• [Your instructions]: Repeat each record below exactly as given.

• [Recorded information]:
——

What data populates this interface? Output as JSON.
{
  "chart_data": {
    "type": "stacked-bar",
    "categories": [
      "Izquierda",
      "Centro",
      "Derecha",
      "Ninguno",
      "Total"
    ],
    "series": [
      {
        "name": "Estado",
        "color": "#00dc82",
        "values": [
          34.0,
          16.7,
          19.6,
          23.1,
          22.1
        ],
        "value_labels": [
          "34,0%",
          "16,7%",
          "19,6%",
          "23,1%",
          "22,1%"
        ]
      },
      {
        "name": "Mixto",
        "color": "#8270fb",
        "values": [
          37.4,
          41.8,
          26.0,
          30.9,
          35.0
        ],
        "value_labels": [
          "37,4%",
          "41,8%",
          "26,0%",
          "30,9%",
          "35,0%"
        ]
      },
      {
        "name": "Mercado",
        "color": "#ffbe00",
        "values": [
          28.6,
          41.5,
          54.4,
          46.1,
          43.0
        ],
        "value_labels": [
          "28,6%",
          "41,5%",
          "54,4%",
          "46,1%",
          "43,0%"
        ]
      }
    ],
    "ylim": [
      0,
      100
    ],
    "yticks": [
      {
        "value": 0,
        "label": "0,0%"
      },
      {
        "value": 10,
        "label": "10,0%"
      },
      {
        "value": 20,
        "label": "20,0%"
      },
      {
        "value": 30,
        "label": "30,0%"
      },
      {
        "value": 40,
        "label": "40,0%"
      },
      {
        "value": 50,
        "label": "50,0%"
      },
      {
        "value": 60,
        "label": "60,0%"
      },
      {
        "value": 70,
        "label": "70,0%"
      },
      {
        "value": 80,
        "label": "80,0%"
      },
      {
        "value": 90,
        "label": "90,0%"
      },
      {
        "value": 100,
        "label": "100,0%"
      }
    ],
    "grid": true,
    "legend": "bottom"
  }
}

——

• [Answer to the problem]:
What data populates this interface? Output as JSON.
{
  "chart_data": {
    "type": "stacked-bar",
    "categories": [
      "Izquierda",
      "Centro",
      "Derecha",
      "Ninguno",
      "Total"
    ],
    "series": [
      {
        "name": "Estado",
        "color": "#00dc82",
        "values": [
          34.0,
          16.7,
          19.6,
          23.1,
          22.1
        ],
        "value_labels": [
          "34,0%",
          "16,7%",
          "19,6%",
          "23,1%",
          "22,1%"
        ]
      },
      {
        "name": "Mixto",
        "color": "#8270fb",
        "values": [
          37.4,
          41.8,
          26.0,
          30.9,
          35.0
        ],
        "value_labels": [
          "37,4%",
          "41,8%",
          "26,0%",
          "30,9%",
          "35,0%"
        ]
      },
      {
        "name": "Mercado",
        "color": "#ffbe00",
        "values": [
          28.6,
          41.5,
          54.4,
          46.1,
          43.0
        ],
        "value_labels": [
          "28,6%",
          "41,5%",
          "54,4%",
          "46,1%",
          "43,0%"
        ]
      }
    ],
    "ylim": [
      0,
      100
    ],
    "yticks": [
      {
        "value": 0,
        "label": "0,0%"
      },
      {
        "value": 10,
        "label": "10,0%"
      },
      {
        "value": 20,
        "label": "20,0%"
      },
      {
        "value": 30,
        "label": "30,0%"
      },
      {
        "value": 40,
        "label": "40,0%"
      },
      {
        "value": 50,
        "label": "50,0%"
      },
      {
        "value": 60,
        "label": "60,0%"
      },
      {
        "value": 70,
        "label": "70,0%"
      },
      {
        "value": 80,
        "label": "80,0%"
      },
      {
        "value": 90,
        "label": "90,0%"
      },
      {
        "value": 100,
        "label": "100,0%"
      }
    ],
    "grid": true,
    "legend": "bottom"
  }
}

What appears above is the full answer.